Stored data entries
(begin)
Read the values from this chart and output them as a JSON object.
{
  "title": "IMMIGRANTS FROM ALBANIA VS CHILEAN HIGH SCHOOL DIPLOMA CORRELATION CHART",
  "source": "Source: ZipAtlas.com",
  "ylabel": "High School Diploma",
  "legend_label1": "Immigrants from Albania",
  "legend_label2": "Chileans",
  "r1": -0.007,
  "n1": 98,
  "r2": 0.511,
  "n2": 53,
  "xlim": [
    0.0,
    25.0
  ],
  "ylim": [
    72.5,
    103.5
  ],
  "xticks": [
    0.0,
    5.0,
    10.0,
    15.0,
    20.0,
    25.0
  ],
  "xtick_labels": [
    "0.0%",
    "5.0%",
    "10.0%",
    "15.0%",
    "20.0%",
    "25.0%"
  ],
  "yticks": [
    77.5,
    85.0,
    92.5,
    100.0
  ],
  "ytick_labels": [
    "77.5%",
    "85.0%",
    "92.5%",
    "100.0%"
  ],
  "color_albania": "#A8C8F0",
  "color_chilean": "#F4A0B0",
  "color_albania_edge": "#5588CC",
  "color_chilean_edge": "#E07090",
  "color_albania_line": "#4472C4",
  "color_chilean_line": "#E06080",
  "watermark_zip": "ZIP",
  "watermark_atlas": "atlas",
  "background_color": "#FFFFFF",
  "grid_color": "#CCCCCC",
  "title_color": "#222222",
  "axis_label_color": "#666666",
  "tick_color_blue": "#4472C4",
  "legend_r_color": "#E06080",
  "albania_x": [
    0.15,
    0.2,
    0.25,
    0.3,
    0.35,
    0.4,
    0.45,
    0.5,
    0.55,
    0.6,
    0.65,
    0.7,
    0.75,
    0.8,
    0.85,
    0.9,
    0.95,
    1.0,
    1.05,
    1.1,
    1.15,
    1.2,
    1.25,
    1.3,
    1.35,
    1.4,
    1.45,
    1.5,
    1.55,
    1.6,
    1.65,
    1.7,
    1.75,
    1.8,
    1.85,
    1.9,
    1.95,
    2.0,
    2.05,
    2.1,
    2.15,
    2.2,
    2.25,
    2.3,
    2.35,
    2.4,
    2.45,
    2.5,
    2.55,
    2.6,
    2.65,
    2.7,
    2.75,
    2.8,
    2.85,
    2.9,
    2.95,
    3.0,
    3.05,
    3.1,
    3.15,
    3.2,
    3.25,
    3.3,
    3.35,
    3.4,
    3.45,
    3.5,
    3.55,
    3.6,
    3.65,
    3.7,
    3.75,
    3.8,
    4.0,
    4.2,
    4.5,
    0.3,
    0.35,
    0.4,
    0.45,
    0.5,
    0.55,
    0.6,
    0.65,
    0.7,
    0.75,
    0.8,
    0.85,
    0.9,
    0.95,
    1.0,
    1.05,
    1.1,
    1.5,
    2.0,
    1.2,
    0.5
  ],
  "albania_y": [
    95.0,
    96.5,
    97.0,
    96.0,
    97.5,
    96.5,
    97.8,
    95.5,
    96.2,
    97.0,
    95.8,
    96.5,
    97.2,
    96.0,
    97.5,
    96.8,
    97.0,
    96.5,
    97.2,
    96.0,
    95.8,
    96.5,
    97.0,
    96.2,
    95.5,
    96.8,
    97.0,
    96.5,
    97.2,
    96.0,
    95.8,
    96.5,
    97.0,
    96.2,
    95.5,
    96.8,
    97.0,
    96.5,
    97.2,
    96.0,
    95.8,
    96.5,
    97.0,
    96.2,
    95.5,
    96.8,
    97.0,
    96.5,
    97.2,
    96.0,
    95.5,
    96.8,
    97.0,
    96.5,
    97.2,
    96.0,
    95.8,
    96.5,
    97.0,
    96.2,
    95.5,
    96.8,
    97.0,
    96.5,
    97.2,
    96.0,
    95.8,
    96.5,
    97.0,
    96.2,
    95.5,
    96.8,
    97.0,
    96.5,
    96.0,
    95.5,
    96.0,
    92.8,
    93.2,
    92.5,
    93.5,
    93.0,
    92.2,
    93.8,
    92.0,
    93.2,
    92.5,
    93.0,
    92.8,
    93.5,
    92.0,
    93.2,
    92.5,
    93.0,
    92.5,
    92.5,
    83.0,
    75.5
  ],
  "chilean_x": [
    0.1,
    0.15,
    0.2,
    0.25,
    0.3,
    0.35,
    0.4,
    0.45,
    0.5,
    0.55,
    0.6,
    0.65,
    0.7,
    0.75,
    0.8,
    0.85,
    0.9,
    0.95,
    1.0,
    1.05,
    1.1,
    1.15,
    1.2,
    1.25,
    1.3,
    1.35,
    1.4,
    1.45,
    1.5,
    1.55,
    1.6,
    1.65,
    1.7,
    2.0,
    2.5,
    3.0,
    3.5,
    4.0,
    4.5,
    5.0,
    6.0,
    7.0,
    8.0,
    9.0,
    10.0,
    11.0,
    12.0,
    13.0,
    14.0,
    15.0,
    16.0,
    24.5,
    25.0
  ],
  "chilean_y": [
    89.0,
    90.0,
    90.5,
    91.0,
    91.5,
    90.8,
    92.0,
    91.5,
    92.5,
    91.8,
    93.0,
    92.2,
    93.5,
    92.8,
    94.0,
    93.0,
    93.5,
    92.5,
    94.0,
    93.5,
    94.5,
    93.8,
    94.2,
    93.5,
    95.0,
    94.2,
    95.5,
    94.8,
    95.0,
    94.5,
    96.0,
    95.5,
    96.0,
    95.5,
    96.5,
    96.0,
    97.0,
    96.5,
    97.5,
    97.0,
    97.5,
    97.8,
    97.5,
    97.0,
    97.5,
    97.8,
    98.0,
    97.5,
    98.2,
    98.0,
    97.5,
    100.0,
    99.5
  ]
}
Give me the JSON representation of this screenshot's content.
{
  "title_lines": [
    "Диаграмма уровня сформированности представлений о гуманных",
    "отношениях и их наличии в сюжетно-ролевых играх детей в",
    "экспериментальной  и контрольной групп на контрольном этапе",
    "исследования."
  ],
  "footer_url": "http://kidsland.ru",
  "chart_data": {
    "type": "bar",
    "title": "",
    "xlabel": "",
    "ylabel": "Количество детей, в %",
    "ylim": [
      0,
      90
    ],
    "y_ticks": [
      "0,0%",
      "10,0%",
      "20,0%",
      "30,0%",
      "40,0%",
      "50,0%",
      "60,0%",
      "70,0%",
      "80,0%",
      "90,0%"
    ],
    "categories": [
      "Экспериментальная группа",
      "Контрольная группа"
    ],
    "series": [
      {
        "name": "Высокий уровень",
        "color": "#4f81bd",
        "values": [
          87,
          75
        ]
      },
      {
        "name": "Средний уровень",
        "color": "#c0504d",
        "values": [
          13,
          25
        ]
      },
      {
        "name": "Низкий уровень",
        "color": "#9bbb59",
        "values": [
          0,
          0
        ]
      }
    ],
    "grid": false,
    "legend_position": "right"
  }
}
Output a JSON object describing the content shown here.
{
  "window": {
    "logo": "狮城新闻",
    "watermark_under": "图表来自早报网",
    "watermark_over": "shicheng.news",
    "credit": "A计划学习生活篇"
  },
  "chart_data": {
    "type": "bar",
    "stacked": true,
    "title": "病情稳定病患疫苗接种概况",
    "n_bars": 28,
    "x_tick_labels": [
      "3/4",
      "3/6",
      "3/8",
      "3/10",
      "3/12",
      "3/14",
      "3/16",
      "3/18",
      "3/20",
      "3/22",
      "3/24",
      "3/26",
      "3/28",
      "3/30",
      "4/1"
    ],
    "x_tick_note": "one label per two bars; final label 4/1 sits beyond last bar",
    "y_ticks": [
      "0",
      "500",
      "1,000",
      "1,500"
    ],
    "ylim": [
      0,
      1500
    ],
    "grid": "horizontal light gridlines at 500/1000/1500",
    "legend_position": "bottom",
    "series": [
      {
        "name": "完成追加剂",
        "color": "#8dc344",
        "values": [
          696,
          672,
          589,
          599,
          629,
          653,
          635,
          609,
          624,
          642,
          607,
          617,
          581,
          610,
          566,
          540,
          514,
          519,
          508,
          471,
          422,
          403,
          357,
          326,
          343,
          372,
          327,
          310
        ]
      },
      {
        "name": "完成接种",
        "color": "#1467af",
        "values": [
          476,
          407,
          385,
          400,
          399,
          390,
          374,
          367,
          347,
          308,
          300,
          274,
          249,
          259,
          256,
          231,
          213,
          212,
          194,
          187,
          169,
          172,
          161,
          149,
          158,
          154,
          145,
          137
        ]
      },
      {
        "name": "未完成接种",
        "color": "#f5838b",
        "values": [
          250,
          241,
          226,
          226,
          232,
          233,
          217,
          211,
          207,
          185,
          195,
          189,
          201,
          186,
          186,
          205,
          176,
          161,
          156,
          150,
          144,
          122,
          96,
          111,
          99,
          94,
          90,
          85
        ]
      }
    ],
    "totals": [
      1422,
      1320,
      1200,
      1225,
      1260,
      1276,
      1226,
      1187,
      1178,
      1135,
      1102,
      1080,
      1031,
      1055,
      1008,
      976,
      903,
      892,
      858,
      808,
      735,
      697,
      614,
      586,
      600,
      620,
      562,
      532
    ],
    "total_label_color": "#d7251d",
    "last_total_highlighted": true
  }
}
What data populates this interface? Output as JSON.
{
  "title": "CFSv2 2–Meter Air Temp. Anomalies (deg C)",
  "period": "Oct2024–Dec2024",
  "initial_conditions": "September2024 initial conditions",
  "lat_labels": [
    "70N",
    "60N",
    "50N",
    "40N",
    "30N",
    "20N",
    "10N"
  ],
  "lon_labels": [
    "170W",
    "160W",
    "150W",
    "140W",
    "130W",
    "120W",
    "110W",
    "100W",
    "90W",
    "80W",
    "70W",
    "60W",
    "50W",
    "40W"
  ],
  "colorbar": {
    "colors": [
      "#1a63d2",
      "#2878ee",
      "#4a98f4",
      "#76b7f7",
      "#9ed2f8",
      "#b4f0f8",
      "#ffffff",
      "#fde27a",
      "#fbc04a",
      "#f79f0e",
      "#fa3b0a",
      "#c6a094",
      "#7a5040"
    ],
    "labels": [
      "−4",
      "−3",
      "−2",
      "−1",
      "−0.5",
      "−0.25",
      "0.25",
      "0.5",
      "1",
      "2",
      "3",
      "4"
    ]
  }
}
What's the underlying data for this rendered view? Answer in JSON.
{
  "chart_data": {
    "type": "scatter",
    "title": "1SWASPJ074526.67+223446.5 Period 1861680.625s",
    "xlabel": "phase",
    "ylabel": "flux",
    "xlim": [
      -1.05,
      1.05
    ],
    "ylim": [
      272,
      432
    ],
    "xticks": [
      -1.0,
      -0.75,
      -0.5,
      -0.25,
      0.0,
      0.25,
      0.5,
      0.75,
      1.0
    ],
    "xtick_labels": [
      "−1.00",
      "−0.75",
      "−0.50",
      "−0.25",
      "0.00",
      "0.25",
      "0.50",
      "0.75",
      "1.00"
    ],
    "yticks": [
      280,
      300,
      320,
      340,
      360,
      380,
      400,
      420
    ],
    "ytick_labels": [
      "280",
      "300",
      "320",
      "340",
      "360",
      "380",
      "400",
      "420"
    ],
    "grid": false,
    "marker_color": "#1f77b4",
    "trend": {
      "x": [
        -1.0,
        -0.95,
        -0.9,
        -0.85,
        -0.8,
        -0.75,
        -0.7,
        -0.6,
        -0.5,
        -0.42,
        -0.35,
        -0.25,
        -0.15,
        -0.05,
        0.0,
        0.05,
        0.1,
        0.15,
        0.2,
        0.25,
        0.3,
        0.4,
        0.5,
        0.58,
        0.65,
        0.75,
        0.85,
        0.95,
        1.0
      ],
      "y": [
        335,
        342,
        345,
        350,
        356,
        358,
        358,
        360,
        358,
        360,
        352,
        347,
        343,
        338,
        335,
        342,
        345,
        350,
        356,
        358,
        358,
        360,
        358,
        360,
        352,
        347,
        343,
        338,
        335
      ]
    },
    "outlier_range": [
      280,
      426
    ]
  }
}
(end)
Exercise prompt: Gather every line from the listing above in which the word "object" appears.

Written solution:
Read the values from this chart and output them as a JSON object.
Output a JSON object describing the content shown here.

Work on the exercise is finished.